• _What you have to do_
Check every line below for the word "name" and copy the ones that have it.

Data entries
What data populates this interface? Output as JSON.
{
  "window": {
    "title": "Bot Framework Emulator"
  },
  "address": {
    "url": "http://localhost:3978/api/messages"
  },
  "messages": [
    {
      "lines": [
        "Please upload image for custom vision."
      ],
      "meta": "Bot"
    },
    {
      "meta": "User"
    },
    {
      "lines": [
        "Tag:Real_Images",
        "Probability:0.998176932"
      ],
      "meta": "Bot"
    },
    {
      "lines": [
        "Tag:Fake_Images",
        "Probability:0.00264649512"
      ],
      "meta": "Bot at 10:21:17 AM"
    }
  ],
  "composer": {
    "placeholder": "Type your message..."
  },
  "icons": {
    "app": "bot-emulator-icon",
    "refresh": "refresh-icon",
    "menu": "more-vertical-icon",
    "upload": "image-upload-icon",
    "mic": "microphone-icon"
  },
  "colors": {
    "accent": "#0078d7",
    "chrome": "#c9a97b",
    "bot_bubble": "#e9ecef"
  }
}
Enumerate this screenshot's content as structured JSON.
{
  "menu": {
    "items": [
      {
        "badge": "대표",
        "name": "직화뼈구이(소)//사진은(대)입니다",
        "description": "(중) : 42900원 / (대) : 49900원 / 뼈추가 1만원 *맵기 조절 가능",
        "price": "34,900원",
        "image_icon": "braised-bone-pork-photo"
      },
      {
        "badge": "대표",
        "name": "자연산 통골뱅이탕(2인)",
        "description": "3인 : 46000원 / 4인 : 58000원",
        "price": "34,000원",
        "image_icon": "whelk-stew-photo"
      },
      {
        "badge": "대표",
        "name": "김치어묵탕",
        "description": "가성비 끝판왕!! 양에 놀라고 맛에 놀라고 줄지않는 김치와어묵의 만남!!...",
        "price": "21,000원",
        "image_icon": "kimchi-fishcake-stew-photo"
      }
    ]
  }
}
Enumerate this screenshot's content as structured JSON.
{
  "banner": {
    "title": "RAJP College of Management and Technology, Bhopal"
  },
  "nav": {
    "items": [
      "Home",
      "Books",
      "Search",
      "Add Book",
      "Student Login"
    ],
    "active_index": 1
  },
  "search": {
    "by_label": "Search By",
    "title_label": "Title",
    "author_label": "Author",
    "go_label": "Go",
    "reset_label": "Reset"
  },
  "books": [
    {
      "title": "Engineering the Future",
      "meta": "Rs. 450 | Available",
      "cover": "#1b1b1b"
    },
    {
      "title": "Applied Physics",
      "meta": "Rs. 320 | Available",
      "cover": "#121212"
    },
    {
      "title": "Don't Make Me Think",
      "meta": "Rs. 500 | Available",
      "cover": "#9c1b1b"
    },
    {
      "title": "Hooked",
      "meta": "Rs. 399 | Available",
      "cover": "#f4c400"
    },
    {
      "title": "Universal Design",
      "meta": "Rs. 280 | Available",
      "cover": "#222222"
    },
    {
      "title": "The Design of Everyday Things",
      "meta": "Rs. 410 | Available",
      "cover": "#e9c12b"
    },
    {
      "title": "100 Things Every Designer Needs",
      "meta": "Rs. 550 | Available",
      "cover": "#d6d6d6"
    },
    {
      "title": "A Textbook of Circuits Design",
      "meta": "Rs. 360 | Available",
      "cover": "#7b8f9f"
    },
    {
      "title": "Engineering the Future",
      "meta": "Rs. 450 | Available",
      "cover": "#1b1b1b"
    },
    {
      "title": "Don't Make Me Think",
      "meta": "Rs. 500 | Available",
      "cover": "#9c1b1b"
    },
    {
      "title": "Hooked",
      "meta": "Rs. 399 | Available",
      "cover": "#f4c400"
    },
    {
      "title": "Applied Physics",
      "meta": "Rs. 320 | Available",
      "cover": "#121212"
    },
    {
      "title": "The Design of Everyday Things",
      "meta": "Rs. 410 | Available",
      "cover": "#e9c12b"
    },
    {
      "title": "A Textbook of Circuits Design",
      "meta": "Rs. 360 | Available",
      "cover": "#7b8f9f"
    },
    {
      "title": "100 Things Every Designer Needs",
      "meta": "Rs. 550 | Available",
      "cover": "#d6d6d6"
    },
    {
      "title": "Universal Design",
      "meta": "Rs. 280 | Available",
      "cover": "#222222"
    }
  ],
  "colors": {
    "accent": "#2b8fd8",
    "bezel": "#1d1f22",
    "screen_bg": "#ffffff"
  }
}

• _Problem solution_
        "name": "직화뼈구이(소)//사진은(대)입니다",
        "name": "자연산 통골뱅이탕(2인)",
        "name": "김치어묵탕",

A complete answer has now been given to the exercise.